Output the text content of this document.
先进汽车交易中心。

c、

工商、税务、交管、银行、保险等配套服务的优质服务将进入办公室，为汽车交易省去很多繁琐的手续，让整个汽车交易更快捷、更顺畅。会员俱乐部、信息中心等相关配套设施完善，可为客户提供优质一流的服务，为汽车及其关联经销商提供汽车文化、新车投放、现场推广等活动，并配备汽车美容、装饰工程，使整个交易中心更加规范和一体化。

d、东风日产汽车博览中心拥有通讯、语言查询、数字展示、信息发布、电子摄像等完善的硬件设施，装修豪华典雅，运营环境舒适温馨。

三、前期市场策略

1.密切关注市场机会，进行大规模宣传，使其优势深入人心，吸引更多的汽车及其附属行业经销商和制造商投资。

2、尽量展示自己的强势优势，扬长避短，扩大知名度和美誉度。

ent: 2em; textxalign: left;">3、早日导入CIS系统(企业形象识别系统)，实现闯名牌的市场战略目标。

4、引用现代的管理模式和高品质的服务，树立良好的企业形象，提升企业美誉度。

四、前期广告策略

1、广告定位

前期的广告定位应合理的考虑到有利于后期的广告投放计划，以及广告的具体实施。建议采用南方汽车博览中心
################
--- SET EXERCISE ---
Please quote the records above exactly, without skipping a line.

--- COMPLETED EXERCISE ---
Output the text content of this document.
先进汽车交易中心。

c、

工商、税务、交管、银行、保险等配套服务的优质服务将进入办公室，为汽车交易省去很多繁琐的手续，让整个汽车交易更快捷、更顺畅。会员俱乐部、信息中心等相关配套设施完善，可为客户提供优质一流的服务，为汽车及其关联经销商提供汽车文化、新车投放、现场推广等活动，并配备汽车美容、装饰工程，使整个交易中心更加规范和一体化。

d、东风日产汽车博览中心拥有通讯、语言查询、数字展示、信息发布、电子摄像等完善的硬件设施，装修豪华典雅，运营环境舒适温馨。

三、前期市场策略

1.密切关注市场机会，进行大规模宣传，使其优势深入人心，吸引更多的汽车及其附属行业经销商和制造商投资。

2、尽量展示自己的强势优势，扬长避短，扩大知名度和美誉度。

ent: 2em; textxalign: left;">3、早日导入CIS系统(企业形象识别系统)，实现闯名牌的市场战略目标。

4、引用现代的管理模式和高品质的服务，树立良好的企业形象，提升企业美誉度。

四、前期广告策略

1、广告定位

前期的广告定位应合理的考虑到有利于后期的广告投放计划，以及广告的具体实施。建议采用南方汽车博览中心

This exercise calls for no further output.